### WHAT IS REQUIRED
Reply with the count of lines holding "sauces", nothing more.

### SUPPLIED RECORDS
-=-=-
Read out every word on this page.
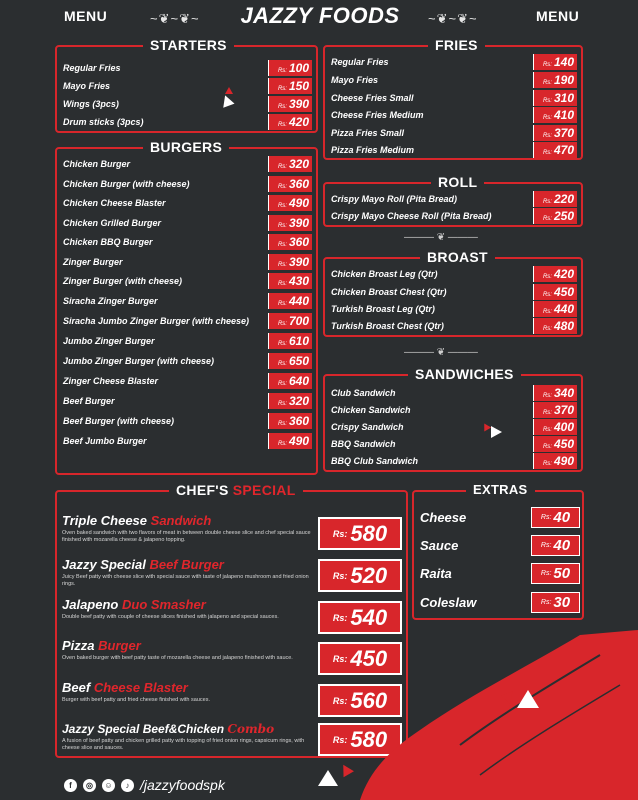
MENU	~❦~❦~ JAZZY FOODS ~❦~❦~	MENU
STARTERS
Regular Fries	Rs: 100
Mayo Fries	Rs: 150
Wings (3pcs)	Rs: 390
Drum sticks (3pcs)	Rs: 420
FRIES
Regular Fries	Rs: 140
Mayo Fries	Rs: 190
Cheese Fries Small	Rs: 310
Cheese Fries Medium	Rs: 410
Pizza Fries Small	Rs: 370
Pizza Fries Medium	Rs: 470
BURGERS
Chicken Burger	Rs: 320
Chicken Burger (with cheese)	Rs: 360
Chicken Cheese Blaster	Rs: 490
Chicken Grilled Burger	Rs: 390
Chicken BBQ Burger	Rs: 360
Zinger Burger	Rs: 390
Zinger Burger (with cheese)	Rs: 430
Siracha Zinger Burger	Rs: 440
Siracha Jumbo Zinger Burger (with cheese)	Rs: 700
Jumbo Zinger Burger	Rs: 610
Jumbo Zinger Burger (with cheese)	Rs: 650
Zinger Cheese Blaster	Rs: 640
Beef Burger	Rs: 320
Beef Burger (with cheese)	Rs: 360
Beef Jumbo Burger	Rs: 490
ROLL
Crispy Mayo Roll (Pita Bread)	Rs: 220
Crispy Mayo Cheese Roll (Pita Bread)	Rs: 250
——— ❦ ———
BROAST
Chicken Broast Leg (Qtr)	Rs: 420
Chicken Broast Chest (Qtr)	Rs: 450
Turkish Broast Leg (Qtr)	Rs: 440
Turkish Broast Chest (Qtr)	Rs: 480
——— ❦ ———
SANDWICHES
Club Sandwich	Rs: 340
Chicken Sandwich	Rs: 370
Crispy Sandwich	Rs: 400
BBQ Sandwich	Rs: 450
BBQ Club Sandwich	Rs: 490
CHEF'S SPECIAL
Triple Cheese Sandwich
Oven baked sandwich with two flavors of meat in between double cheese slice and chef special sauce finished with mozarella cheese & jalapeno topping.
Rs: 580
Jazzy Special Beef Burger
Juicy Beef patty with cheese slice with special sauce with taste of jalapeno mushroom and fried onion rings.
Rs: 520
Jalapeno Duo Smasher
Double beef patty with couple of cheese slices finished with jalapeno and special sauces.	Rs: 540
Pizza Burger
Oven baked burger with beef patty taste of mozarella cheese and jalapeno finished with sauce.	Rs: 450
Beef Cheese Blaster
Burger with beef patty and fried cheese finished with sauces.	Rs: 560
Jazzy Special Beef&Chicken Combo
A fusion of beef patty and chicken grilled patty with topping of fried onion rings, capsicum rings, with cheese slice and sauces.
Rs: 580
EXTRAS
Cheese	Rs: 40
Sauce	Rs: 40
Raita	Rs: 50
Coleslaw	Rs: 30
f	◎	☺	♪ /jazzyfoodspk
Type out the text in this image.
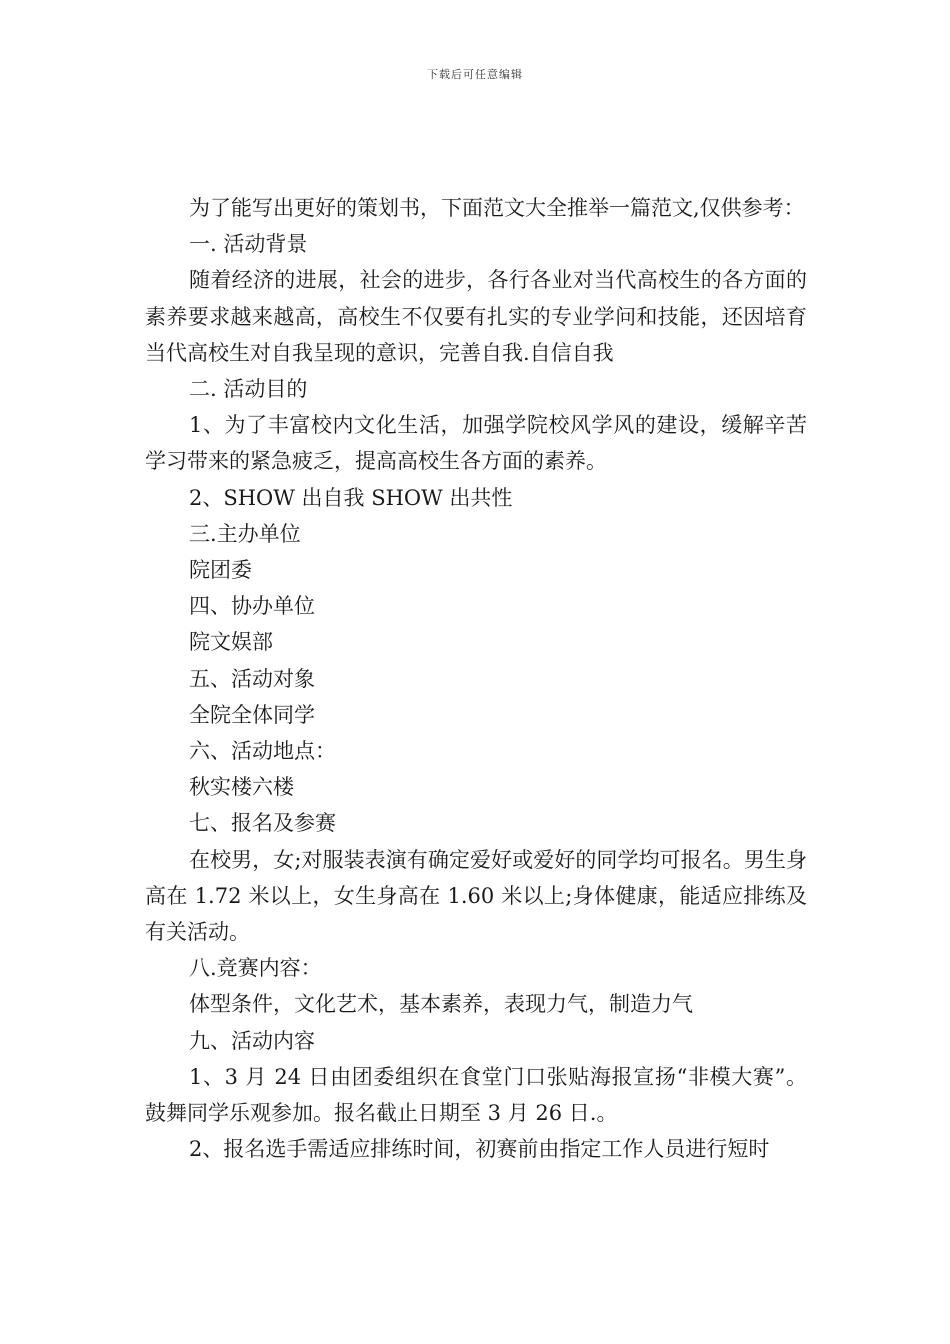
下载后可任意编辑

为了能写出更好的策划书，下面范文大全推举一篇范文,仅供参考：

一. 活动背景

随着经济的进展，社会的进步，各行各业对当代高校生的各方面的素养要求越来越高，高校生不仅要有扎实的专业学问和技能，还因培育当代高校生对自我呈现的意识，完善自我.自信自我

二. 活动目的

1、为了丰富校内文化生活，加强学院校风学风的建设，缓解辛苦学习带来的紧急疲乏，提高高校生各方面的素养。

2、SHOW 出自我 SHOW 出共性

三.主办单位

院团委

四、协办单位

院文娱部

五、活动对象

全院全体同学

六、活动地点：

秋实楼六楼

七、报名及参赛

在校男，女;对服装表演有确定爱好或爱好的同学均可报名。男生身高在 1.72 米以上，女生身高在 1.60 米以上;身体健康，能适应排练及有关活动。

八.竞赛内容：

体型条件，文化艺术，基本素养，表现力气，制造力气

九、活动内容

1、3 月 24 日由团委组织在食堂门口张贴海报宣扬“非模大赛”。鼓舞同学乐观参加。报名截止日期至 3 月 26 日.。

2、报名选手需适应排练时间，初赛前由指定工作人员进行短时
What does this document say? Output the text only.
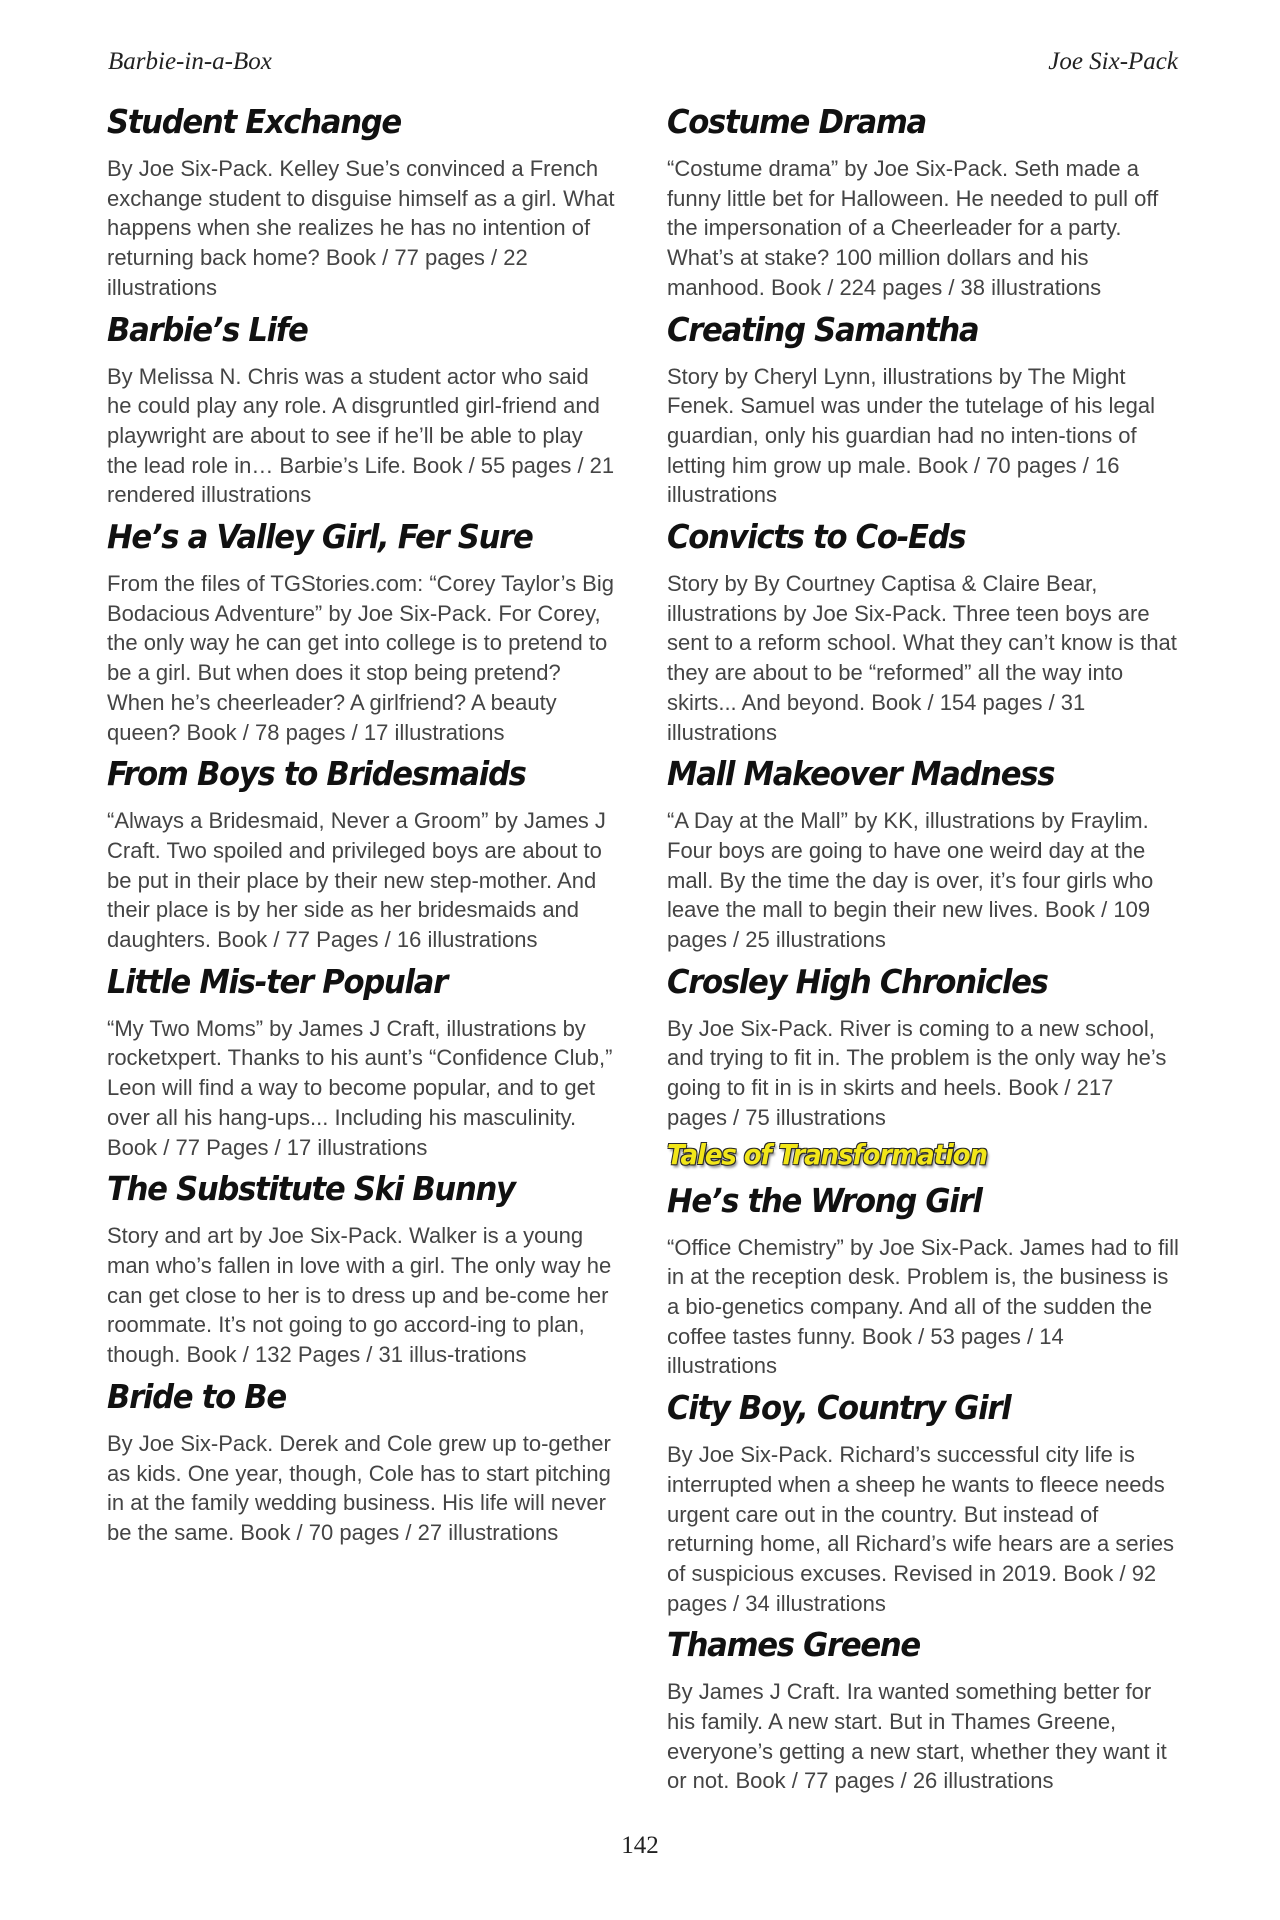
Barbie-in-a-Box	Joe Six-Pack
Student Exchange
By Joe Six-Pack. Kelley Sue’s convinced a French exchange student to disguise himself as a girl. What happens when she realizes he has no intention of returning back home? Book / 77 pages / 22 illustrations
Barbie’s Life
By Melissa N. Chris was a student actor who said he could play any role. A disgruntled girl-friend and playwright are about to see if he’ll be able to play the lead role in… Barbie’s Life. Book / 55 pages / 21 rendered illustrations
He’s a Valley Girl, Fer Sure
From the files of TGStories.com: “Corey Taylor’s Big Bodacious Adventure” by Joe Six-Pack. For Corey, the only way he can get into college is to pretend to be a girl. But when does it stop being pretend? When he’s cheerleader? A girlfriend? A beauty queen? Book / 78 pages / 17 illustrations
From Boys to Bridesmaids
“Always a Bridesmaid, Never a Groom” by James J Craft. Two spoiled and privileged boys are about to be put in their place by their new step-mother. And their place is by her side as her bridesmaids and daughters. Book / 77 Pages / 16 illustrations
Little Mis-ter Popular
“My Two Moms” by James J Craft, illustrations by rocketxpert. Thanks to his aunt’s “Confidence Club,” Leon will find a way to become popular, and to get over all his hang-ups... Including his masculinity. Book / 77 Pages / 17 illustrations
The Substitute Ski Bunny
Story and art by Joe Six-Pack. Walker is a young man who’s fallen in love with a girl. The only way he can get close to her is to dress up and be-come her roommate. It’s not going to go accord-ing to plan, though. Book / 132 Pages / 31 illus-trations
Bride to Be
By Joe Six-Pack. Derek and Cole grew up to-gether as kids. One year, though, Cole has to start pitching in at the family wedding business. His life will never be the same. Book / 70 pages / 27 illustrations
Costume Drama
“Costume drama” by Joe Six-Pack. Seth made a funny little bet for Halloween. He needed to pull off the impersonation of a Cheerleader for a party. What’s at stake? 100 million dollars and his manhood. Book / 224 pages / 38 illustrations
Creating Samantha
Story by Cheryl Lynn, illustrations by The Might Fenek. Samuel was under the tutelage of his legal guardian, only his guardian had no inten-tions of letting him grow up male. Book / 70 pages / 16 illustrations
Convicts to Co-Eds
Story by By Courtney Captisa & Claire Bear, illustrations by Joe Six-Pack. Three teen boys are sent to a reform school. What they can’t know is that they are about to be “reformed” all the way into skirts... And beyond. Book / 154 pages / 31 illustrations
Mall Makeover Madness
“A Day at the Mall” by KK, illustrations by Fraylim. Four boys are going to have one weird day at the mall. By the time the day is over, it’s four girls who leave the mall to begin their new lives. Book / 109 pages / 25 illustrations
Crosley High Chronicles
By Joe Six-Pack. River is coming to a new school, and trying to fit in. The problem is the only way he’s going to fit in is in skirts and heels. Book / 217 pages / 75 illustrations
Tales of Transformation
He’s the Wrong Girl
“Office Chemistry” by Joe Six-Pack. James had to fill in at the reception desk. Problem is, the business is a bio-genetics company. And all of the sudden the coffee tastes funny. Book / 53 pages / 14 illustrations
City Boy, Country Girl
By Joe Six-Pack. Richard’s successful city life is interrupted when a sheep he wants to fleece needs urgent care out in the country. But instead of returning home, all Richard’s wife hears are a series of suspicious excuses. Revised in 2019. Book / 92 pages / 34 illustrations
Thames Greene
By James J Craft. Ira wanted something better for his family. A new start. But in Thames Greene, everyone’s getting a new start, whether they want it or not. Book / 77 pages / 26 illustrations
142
-=-=-
### EXERCISE ANSWER
3